EXERCISE INSTRUCTIONS: Copy out, from the entries below, each line holding the string "Visoka".
-- BEGIN SUPPLIED RECORDS --
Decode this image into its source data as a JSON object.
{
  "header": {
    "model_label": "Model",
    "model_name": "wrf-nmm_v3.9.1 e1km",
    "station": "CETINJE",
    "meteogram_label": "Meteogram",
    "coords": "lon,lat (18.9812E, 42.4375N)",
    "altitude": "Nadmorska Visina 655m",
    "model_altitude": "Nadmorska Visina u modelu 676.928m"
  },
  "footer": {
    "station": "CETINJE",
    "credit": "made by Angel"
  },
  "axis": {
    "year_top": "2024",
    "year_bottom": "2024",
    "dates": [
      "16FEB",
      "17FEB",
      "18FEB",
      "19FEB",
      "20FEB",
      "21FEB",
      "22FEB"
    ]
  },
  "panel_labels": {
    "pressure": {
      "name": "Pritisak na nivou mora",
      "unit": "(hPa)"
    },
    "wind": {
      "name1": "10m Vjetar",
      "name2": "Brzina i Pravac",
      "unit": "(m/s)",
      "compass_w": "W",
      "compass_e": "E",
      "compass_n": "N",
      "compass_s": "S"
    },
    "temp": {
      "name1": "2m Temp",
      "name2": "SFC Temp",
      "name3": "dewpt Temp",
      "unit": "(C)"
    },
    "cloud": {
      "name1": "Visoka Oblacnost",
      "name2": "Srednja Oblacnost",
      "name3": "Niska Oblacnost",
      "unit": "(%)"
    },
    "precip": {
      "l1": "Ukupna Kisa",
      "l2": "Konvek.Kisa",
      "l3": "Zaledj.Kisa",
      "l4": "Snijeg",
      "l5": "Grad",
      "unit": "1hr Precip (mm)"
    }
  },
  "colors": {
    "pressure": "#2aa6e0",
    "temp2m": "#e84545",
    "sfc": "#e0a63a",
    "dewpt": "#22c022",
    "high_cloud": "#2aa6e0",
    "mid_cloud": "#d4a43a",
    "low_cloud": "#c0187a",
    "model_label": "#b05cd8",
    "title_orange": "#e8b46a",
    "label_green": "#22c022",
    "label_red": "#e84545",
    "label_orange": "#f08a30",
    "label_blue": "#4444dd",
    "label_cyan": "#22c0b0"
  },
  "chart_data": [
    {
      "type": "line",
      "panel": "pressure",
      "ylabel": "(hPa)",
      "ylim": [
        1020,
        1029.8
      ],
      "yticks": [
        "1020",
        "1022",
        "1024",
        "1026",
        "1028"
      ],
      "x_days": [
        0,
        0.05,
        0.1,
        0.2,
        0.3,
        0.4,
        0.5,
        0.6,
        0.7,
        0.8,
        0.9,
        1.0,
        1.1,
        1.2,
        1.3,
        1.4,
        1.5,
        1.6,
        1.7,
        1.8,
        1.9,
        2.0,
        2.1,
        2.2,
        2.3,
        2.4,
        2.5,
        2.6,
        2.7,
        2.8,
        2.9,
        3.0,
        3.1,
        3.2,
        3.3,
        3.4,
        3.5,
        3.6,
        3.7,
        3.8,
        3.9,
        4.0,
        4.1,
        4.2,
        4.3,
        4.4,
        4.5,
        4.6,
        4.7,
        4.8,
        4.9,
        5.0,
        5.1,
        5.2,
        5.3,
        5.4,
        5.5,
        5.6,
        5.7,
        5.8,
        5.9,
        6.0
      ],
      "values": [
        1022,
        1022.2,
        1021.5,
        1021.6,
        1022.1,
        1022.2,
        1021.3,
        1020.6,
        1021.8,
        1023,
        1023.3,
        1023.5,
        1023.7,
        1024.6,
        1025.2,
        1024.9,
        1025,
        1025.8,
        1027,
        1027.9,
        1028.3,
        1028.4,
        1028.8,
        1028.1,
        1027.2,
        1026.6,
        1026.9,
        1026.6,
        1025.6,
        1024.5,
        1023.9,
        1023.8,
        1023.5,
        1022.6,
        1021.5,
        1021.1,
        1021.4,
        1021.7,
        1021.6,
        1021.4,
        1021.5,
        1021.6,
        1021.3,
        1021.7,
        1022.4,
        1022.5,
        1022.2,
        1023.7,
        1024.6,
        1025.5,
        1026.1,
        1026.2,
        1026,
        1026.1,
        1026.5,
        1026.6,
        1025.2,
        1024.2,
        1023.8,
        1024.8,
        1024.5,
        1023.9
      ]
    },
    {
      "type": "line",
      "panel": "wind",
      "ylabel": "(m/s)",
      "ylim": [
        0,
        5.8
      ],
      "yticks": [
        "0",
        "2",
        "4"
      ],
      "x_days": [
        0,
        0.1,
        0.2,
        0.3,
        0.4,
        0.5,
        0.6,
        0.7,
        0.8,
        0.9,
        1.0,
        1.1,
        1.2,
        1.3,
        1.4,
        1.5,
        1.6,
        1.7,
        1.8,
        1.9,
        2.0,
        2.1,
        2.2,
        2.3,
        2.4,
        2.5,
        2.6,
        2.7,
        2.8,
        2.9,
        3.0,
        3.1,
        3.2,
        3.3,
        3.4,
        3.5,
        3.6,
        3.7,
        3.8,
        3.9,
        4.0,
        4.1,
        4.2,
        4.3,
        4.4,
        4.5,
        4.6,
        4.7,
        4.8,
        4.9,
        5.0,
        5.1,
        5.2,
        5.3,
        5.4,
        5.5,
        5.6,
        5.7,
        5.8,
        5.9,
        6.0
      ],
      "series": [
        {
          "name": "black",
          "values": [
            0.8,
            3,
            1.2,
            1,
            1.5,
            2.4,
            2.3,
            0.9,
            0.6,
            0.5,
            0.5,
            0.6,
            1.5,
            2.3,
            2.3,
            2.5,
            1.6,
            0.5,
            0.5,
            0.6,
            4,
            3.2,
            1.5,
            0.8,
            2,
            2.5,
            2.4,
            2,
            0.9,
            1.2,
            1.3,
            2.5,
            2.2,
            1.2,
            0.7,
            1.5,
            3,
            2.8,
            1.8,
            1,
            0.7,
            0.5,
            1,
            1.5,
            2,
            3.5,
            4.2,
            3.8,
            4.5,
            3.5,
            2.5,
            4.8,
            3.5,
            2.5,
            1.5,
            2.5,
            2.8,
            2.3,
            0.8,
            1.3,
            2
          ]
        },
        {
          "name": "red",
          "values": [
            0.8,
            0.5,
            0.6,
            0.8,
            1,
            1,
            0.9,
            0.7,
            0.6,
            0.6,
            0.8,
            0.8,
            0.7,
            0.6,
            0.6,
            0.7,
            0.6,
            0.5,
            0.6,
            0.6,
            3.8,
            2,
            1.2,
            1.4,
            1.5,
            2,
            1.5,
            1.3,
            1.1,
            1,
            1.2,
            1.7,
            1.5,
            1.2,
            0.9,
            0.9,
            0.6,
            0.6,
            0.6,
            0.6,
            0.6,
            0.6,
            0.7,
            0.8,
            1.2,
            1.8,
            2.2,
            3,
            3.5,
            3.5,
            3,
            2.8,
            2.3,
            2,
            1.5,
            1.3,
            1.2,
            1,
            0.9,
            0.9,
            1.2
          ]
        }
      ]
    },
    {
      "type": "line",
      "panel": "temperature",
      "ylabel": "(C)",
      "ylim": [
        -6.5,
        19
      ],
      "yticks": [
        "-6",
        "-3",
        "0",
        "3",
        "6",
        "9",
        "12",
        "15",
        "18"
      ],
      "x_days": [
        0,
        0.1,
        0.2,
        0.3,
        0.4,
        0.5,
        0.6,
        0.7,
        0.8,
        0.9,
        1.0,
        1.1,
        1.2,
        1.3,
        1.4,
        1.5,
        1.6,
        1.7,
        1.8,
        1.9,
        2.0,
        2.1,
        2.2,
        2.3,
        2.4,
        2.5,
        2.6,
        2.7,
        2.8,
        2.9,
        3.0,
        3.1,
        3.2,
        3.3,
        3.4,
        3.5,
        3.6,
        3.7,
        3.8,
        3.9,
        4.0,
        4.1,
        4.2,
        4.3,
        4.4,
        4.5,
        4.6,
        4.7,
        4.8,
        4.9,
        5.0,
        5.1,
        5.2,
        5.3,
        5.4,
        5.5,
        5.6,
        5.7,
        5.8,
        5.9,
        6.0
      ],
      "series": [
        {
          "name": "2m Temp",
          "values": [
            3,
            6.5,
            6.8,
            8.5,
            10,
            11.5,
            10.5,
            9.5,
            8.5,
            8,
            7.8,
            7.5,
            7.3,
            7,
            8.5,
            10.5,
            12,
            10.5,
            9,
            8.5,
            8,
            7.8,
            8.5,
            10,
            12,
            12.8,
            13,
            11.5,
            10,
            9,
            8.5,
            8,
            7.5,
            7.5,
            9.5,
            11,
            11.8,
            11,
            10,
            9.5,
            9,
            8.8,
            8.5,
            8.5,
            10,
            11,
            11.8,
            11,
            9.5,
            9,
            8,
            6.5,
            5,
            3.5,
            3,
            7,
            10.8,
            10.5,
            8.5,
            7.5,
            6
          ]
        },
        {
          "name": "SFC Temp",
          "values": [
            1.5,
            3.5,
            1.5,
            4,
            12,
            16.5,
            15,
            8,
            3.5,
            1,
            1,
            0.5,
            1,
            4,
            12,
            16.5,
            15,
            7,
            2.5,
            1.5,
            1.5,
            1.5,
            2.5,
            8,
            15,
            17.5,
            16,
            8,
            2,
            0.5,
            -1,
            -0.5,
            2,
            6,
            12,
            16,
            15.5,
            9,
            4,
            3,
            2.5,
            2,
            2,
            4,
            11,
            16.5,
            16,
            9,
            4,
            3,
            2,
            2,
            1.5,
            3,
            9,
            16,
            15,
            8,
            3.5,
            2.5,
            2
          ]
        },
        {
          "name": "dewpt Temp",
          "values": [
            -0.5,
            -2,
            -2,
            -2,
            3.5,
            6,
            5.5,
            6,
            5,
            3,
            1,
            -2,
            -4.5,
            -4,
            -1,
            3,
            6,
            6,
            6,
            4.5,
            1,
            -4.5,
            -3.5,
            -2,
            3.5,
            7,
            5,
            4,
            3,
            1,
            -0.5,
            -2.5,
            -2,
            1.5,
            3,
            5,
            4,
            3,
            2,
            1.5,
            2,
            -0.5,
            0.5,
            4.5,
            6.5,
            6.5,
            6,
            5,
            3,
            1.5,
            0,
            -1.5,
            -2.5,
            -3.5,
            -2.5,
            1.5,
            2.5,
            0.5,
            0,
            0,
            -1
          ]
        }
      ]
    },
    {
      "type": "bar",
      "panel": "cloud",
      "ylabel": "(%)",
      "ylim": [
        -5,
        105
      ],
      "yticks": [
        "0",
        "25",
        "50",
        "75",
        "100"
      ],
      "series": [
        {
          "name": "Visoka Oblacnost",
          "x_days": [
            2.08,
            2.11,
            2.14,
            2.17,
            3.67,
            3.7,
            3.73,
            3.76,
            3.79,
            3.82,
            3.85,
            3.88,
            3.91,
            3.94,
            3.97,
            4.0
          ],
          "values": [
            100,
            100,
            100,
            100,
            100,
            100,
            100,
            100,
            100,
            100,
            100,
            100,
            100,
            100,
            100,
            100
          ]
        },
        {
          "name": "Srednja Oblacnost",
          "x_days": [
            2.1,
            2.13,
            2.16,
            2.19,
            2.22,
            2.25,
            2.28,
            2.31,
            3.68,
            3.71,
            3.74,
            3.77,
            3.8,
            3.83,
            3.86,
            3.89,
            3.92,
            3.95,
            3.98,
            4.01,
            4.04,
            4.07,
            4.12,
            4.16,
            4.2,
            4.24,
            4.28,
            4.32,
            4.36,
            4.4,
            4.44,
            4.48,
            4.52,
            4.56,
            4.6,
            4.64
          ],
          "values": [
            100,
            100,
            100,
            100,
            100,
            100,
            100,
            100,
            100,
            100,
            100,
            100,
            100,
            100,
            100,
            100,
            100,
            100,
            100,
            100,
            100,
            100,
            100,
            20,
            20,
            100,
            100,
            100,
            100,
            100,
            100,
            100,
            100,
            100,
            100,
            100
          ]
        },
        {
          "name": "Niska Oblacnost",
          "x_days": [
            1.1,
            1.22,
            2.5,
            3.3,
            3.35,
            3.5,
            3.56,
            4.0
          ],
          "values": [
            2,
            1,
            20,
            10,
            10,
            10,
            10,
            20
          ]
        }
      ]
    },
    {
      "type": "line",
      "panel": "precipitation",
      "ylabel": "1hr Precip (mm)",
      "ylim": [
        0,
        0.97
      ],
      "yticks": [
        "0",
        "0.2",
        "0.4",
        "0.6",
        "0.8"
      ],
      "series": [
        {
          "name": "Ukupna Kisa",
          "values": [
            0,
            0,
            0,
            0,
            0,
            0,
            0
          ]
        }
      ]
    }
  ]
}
-- END SUPPLIED RECORDS --
THE SOLUTION:
      "name1": "Visoka Oblacnost",
          "name": "Visoka Oblacnost",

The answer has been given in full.